TASK STATEMENT: Transcribe everything in the data word for word. Pictures are left out.

ENTRIES PROVIDED:
[BEGIN]

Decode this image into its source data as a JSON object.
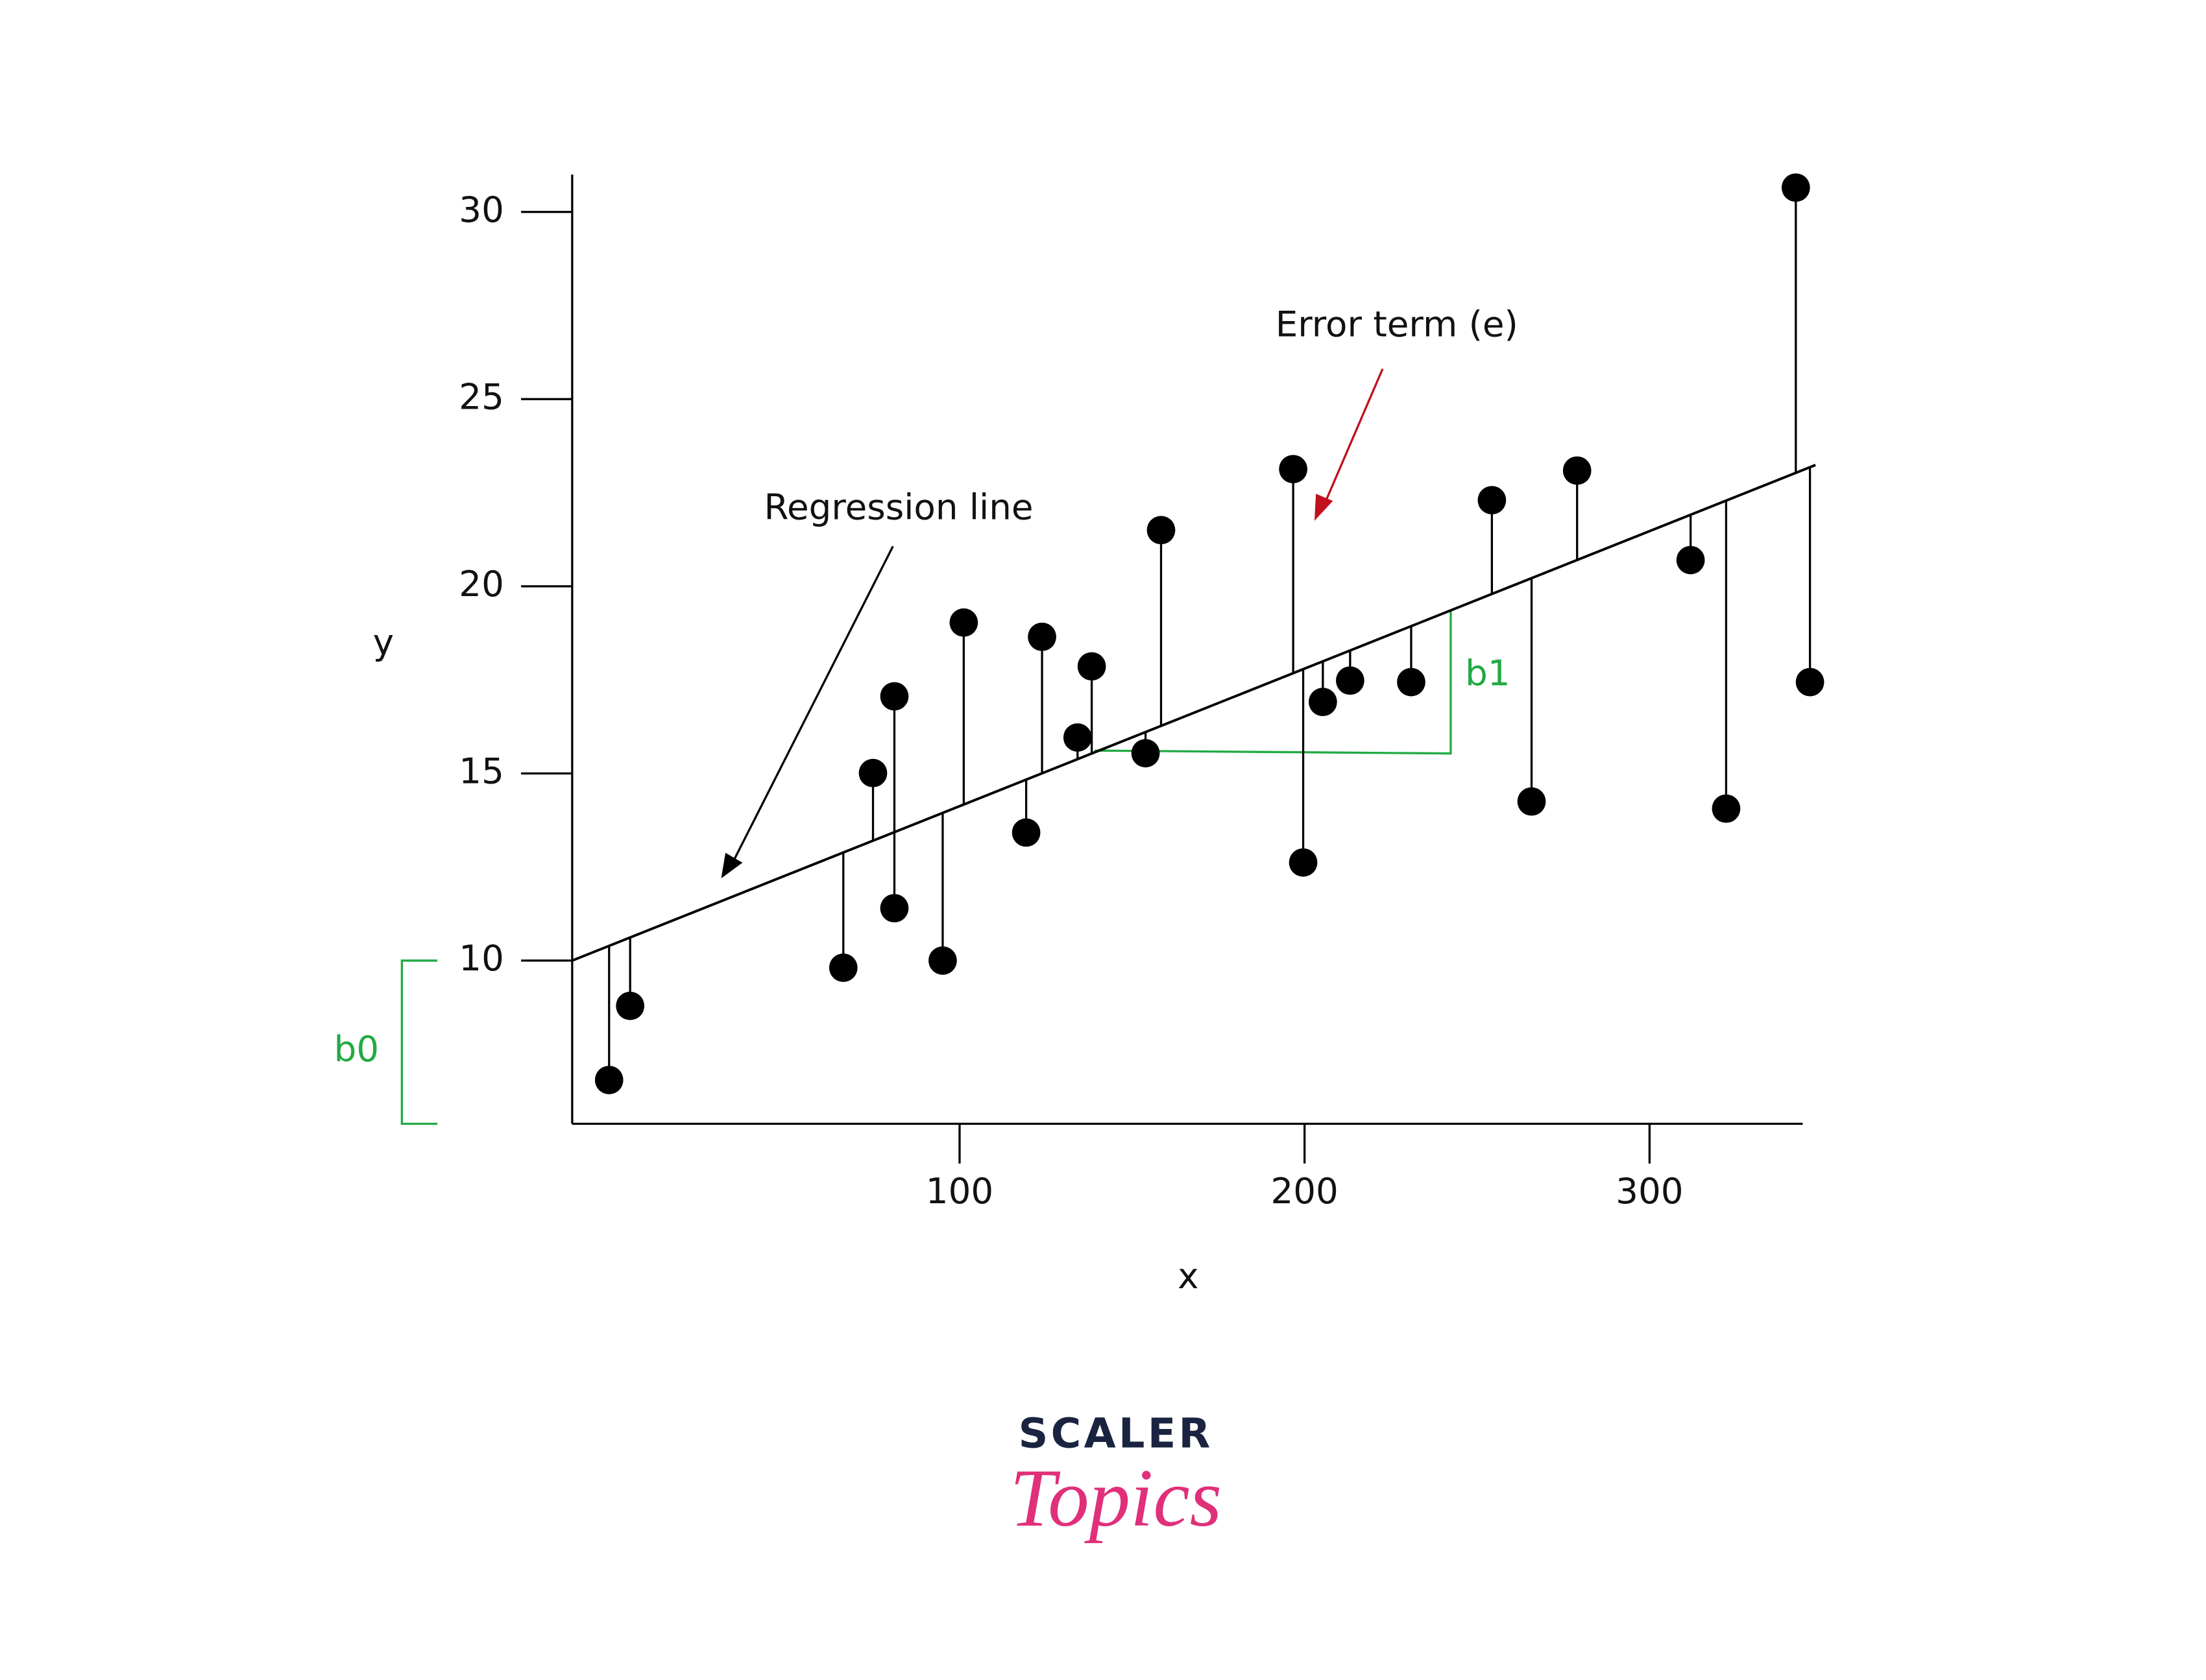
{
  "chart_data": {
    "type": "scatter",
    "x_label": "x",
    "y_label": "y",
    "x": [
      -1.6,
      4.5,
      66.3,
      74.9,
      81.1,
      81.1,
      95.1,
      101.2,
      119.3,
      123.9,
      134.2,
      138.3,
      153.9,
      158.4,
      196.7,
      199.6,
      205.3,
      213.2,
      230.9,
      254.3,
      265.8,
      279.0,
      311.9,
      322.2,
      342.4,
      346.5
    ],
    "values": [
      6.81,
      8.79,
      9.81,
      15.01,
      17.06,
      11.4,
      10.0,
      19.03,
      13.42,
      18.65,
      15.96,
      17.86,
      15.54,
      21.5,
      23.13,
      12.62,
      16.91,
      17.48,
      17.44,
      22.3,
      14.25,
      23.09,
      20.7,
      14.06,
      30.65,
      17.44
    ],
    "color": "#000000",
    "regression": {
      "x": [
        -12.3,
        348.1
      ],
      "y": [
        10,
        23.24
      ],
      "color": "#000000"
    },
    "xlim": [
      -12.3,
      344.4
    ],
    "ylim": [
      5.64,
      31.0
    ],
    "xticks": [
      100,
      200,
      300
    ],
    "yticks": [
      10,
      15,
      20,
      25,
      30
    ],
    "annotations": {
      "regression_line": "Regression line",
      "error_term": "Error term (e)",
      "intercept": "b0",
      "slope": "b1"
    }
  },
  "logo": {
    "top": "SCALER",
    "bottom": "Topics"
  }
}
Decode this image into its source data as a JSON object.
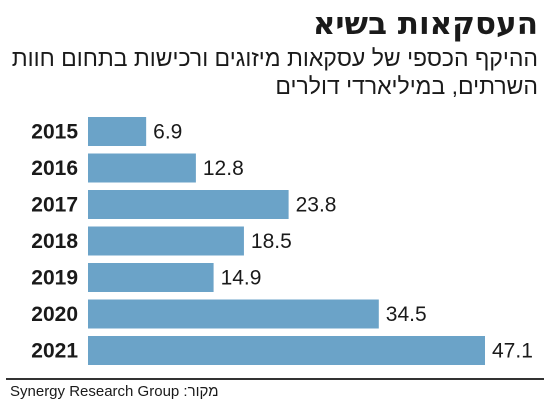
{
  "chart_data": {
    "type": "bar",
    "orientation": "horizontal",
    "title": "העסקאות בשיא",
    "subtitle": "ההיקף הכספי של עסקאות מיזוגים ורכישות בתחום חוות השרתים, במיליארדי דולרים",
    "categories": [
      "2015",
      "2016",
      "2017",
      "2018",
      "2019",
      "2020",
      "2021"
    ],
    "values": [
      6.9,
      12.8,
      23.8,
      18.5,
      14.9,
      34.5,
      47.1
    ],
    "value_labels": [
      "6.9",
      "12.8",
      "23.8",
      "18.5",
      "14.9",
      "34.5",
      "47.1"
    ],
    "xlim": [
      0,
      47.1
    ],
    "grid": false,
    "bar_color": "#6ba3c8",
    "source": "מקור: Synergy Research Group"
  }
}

[END]

WRITTEN ANSWER:
Decode this image into its source data as a JSON object.
{
  "chart_data": {
    "type": "scatter",
    "x_label": "x",
    "y_label": "y",
    "x": [
      -1.6,
      4.5,
      66.3,
      74.9,
      81.1,
      81.1,
      95.1,
      101.2,
      119.3,
      123.9,
      134.2,
      138.3,
      153.9,
      158.4,
      196.7,
      199.6,
      205.3,
      213.2,
      230.9,
      254.3,
      265.8,
      279.0,
      311.9,
      322.2,
      342.4,
      346.5
    ],
    "values": [
      6.81,
      8.79,
      9.81,
      15.01,
      17.06,
      11.4,
      10.0,
      19.03,
      13.42,
      18.65,
      15.96,
      17.86,
      15.54,
      21.5,
      23.13,
      12.62,
      16.91,
      17.48,
      17.44,
      22.3,
      14.25,
      23.09,
      20.7,
      14.06,
      30.65,
      17.44
    ],
    "color": "#000000",
    "regression": {
      "x": [
        -12.3,
        348.1
      ],
      "y": [
        10,
        23.24
      ],
      "color": "#000000"
    },
    "xlim": [
      -12.3,
      344.4
    ],
    "ylim": [
      5.64,
      31.0
    ],
    "xticks": [
      100,
      200,
      300
    ],
    "yticks": [
      10,
      15,
      20,
      25,
      30
    ],
    "annotations": {
      "regression_line": "Regression line",
      "error_term": "Error term (e)",
      "intercept": "b0",
      "slope": "b1"
    }
  },
  "logo": {
    "top": "SCALER",
    "bottom": "Topics"
  }
}
Decode this image into its source data as a JSON object.
{
  "chart_data": {
    "type": "bar",
    "orientation": "horizontal",
    "title": "העסקאות בשיא",
    "subtitle": "ההיקף הכספי של עסקאות מיזוגים ורכישות בתחום חוות השרתים, במיליארדי דולרים",
    "categories": [
      "2015",
      "2016",
      "2017",
      "2018",
      "2019",
      "2020",
      "2021"
    ],
    "values": [
      6.9,
      12.8,
      23.8,
      18.5,
      14.9,
      34.5,
      47.1
    ],
    "value_labels": [
      "6.9",
      "12.8",
      "23.8",
      "18.5",
      "14.9",
      "34.5",
      "47.1"
    ],
    "xlim": [
      0,
      47.1
    ],
    "grid": false,
    "bar_color": "#6ba3c8",
    "source": "מקור: Synergy Research Group"
  }
}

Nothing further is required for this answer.